==== Supplied information ====

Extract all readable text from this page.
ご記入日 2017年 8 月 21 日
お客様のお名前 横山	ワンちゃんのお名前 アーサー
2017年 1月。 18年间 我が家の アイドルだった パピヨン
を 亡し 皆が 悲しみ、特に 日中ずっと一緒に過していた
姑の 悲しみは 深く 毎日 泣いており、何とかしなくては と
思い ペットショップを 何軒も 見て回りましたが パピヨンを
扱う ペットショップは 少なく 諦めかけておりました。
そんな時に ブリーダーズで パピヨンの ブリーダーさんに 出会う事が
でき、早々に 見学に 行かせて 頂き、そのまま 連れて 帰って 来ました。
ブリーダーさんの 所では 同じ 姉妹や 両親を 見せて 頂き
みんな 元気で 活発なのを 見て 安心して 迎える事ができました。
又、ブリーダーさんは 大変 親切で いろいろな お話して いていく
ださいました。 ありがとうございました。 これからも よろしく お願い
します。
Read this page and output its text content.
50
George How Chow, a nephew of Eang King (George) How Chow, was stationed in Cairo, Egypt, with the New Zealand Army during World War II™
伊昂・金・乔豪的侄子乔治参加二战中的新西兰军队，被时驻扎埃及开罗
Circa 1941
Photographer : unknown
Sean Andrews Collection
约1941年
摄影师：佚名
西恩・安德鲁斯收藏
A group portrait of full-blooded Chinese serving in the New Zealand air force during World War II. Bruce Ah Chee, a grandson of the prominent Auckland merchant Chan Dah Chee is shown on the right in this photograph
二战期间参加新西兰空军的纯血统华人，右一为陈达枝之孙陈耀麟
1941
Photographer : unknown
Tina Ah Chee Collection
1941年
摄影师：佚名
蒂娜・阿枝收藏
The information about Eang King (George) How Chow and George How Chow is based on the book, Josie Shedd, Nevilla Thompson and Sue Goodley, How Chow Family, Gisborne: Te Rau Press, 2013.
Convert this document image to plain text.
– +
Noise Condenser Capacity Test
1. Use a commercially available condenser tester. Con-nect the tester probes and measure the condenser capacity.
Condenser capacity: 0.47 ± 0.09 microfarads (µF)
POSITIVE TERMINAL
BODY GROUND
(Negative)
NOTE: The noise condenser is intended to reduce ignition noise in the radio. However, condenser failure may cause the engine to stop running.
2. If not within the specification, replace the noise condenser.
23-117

====

- _Written request_
Copy out the full listing exactly.

- _Exercise solution_
Extract all readable text from this page.
ご記入日 2017年 8 月 21 日
お客様のお名前 横山	ワンちゃんのお名前 アーサー
2017年 1月。 18年间 我が家の アイドルだった パピヨン
を 亡し 皆が 悲しみ、特に 日中ずっと一緒に過していた
姑の 悲しみは 深く 毎日 泣いており、何とかしなくては と
思い ペットショップを 何軒も 見て回りましたが パピヨンを
扱う ペットショップは 少なく 諦めかけておりました。
そんな時に ブリーダーズで パピヨンの ブリーダーさんに 出会う事が
でき、早々に 見学に 行かせて 頂き、そのまま 連れて 帰って 来ました。
ブリーダーさんの 所では 同じ 姉妹や 両親を 見せて 頂き
みんな 元気で 活発なのを 見て 安心して 迎える事ができました。
又、ブリーダーさんは 大変 親切で いろいろな お話して いていく
ださいました。 ありがとうございました。 これからも よろしく お願い
します。
Read this page and output its text content.
50
George How Chow, a nephew of Eang King (George) How Chow, was stationed in Cairo, Egypt, with the New Zealand Army during World War II™
伊昂・金・乔豪的侄子乔治参加二战中的新西兰军队，被时驻扎埃及开罗
Circa 1941
Photographer : unknown
Sean Andrews Collection
约1941年
摄影师：佚名
西恩・安德鲁斯收藏
A group portrait of full-blooded Chinese serving in the New Zealand air force during World War II. Bruce Ah Chee, a grandson of the prominent Auckland merchant Chan Dah Chee is shown on the right in this photograph
二战期间参加新西兰空军的纯血统华人，右一为陈达枝之孙陈耀麟
1941
Photographer : unknown
Tina Ah Chee Collection
1941年
摄影师：佚名
蒂娜・阿枝收藏
The information about Eang King (George) How Chow and George How Chow is based on the book, Josie Shedd, Nevilla Thompson and Sue Goodley, How Chow Family, Gisborne: Te Rau Press, 2013.
Convert this document image to plain text.
– +
Noise Condenser Capacity Test
1. Use a commercially available condenser tester. Con-nect the tester probes and measure the condenser capacity.
Condenser capacity: 0.47 ± 0.09 microfarads (µF)
POSITIVE TERMINAL
BODY GROUND
(Negative)
NOTE: The noise condenser is intended to reduce ignition noise in the radio. However, condenser failure may cause the engine to stop running.
2. If not within the specification, replace the noise condenser.
23-117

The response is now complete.